Exactly reproduce the lines that follow.

**INFORMATION PROVIDED:**
□ □ □ □

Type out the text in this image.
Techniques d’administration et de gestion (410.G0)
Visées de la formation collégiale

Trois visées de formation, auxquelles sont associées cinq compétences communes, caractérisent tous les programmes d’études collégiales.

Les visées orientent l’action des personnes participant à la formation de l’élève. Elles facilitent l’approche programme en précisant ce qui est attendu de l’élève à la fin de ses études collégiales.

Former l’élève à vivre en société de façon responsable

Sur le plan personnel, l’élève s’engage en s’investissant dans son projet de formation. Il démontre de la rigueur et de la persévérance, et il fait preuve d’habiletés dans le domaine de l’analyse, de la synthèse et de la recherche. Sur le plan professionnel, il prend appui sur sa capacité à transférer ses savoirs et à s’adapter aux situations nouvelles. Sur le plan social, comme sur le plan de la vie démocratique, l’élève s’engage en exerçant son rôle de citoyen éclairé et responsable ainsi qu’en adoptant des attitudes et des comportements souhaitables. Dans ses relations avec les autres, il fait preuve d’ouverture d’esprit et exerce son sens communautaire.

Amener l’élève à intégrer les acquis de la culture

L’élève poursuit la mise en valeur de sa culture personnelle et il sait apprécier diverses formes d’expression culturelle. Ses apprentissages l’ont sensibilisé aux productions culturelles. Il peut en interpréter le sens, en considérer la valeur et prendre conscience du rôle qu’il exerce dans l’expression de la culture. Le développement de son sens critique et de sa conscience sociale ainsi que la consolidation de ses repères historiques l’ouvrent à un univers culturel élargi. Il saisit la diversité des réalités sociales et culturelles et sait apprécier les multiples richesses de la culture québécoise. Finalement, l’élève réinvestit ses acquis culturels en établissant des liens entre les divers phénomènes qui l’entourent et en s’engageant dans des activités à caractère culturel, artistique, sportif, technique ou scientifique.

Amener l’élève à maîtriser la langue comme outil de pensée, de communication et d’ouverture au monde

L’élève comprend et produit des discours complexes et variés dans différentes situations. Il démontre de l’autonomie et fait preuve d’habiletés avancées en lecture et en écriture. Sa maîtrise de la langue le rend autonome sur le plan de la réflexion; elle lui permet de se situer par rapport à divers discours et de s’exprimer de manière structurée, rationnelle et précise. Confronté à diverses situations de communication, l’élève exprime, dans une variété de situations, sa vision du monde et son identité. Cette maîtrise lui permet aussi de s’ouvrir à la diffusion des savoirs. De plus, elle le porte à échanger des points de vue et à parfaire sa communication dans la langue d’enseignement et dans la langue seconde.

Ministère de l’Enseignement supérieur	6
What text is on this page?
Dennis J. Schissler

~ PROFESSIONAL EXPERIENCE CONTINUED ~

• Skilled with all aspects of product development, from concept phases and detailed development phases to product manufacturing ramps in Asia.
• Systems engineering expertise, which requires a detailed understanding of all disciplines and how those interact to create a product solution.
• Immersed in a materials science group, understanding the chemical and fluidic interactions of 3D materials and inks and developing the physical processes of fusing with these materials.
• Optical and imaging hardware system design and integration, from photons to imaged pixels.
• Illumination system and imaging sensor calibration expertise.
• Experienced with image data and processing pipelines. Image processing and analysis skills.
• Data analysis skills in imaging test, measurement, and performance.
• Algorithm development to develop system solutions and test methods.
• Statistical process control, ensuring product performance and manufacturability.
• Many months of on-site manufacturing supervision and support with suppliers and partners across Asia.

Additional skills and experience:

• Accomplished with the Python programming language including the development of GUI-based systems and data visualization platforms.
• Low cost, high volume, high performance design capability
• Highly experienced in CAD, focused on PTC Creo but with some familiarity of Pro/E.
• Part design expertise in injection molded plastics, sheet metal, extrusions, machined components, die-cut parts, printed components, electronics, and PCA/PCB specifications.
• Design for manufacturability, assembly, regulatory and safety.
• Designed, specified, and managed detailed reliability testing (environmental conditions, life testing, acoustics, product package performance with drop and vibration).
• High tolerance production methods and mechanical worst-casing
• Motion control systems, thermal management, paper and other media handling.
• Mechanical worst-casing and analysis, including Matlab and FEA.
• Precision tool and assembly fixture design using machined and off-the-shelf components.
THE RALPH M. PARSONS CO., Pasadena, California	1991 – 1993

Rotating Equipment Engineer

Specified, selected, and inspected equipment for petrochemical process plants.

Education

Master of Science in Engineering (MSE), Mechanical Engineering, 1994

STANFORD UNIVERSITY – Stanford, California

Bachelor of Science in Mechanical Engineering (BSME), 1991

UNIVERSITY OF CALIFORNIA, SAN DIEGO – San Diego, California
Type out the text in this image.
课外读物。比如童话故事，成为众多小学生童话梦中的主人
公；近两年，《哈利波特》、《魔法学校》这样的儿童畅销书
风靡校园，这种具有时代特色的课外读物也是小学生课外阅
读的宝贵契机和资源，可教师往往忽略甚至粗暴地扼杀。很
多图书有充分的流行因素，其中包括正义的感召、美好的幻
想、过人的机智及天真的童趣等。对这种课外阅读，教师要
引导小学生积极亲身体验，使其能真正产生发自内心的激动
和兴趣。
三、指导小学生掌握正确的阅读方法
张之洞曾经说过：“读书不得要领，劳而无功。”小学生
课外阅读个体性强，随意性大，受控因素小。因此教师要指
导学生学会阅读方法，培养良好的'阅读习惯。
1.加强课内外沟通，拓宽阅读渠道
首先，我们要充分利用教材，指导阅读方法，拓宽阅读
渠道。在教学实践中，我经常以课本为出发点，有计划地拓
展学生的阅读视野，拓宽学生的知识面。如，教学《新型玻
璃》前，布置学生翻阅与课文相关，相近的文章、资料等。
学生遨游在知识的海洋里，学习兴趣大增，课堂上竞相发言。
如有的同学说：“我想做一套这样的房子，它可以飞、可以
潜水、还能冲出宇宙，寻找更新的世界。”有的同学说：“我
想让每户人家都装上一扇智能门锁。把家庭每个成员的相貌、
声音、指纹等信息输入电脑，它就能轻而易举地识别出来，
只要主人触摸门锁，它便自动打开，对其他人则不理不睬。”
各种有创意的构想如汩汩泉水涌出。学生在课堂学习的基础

□ □ □ □

**FINISHED EXERCISE:**
Type out the text in this image.
Techniques d’administration et de gestion (410.G0)
Visées de la formation collégiale

Trois visées de formation, auxquelles sont associées cinq compétences communes, caractérisent tous les programmes d’études collégiales.

Les visées orientent l’action des personnes participant à la formation de l’élève. Elles facilitent l’approche programme en précisant ce qui est attendu de l’élève à la fin de ses études collégiales.

Former l’élève à vivre en société de façon responsable

Sur le plan personnel, l’élève s’engage en s’investissant dans son projet de formation. Il démontre de la rigueur et de la persévérance, et il fait preuve d’habiletés dans le domaine de l’analyse, de la synthèse et de la recherche. Sur le plan professionnel, il prend appui sur sa capacité à transférer ses savoirs et à s’adapter aux situations nouvelles. Sur le plan social, comme sur le plan de la vie démocratique, l’élève s’engage en exerçant son rôle de citoyen éclairé et responsable ainsi qu’en adoptant des attitudes et des comportements souhaitables. Dans ses relations avec les autres, il fait preuve d’ouverture d’esprit et exerce son sens communautaire.

Amener l’élève à intégrer les acquis de la culture

L’élève poursuit la mise en valeur de sa culture personnelle et il sait apprécier diverses formes d’expression culturelle. Ses apprentissages l’ont sensibilisé aux productions culturelles. Il peut en interpréter le sens, en considérer la valeur et prendre conscience du rôle qu’il exerce dans l’expression de la culture. Le développement de son sens critique et de sa conscience sociale ainsi que la consolidation de ses repères historiques l’ouvrent à un univers culturel élargi. Il saisit la diversité des réalités sociales et culturelles et sait apprécier les multiples richesses de la culture québécoise. Finalement, l’élève réinvestit ses acquis culturels en établissant des liens entre les divers phénomènes qui l’entourent et en s’engageant dans des activités à caractère culturel, artistique, sportif, technique ou scientifique.

Amener l’élève à maîtriser la langue comme outil de pensée, de communication et d’ouverture au monde

L’élève comprend et produit des discours complexes et variés dans différentes situations. Il démontre de l’autonomie et fait preuve d’habiletés avancées en lecture et en écriture. Sa maîtrise de la langue le rend autonome sur le plan de la réflexion; elle lui permet de se situer par rapport à divers discours et de s’exprimer de manière structurée, rationnelle et précise. Confronté à diverses situations de communication, l’élève exprime, dans une variété de situations, sa vision du monde et son identité. Cette maîtrise lui permet aussi de s’ouvrir à la diffusion des savoirs. De plus, elle le porte à échanger des points de vue et à parfaire sa communication dans la langue d’enseignement et dans la langue seconde.

Ministère de l’Enseignement supérieur	6
What text is on this page?
Dennis J. Schissler

~ PROFESSIONAL EXPERIENCE CONTINUED ~

• Skilled with all aspects of product development, from concept phases and detailed development phases to product manufacturing ramps in Asia.
• Systems engineering expertise, which requires a detailed understanding of all disciplines and how those interact to create a product solution.
• Immersed in a materials science group, understanding the chemical and fluidic interactions of 3D materials and inks and developing the physical processes of fusing with these materials.
• Optical and imaging hardware system design and integration, from photons to imaged pixels.
• Illumination system and imaging sensor calibration expertise.
• Experienced with image data and processing pipelines. Image processing and analysis skills.
• Data analysis skills in imaging test, measurement, and performance.
• Algorithm development to develop system solutions and test methods.
• Statistical process control, ensuring product performance and manufacturability.
• Many months of on-site manufacturing supervision and support with suppliers and partners across Asia.

Additional skills and experience:

• Accomplished with the Python programming language including the development of GUI-based systems and data visualization platforms.
• Low cost, high volume, high performance design capability
• Highly experienced in CAD, focused on PTC Creo but with some familiarity of Pro/E.
• Part design expertise in injection molded plastics, sheet metal, extrusions, machined components, die-cut parts, printed components, electronics, and PCA/PCB specifications.
• Design for manufacturability, assembly, regulatory and safety.
• Designed, specified, and managed detailed reliability testing (environmental conditions, life testing, acoustics, product package performance with drop and vibration).
• High tolerance production methods and mechanical worst-casing
• Motion control systems, thermal management, paper and other media handling.
• Mechanical worst-casing and analysis, including Matlab and FEA.
• Precision tool and assembly fixture design using machined and off-the-shelf components.
THE RALPH M. PARSONS CO., Pasadena, California	1991 – 1993

Rotating Equipment Engineer

Specified, selected, and inspected equipment for petrochemical process plants.

Education

Master of Science in Engineering (MSE), Mechanical Engineering, 1994

STANFORD UNIVERSITY – Stanford, California

Bachelor of Science in Mechanical Engineering (BSME), 1991

UNIVERSITY OF CALIFORNIA, SAN DIEGO – San Diego, California
Type out the text in this image.
课外读物。比如童话故事，成为众多小学生童话梦中的主人
公；近两年，《哈利波特》、《魔法学校》这样的儿童畅销书
风靡校园，这种具有时代特色的课外读物也是小学生课外阅
读的宝贵契机和资源，可教师往往忽略甚至粗暴地扼杀。很
多图书有充分的流行因素，其中包括正义的感召、美好的幻
想、过人的机智及天真的童趣等。对这种课外阅读，教师要
引导小学生积极亲身体验，使其能真正产生发自内心的激动
和兴趣。
三、指导小学生掌握正确的阅读方法
张之洞曾经说过：“读书不得要领，劳而无功。”小学生
课外阅读个体性强，随意性大，受控因素小。因此教师要指
导学生学会阅读方法，培养良好的'阅读习惯。
1.加强课内外沟通，拓宽阅读渠道
首先，我们要充分利用教材，指导阅读方法，拓宽阅读
渠道。在教学实践中，我经常以课本为出发点，有计划地拓
展学生的阅读视野，拓宽学生的知识面。如，教学《新型玻
璃》前，布置学生翻阅与课文相关，相近的文章、资料等。
学生遨游在知识的海洋里，学习兴趣大增，课堂上竞相发言。
如有的同学说：“我想做一套这样的房子，它可以飞、可以
潜水、还能冲出宇宙，寻找更新的世界。”有的同学说：“我
想让每户人家都装上一扇智能门锁。把家庭每个成员的相貌、
声音、指纹等信息输入电脑，它就能轻而易举地识别出来，
只要主人触摸门锁，它便自动打开，对其他人则不理不睬。”
各种有创意的构想如汩汩泉水涌出。学生在课堂学习的基础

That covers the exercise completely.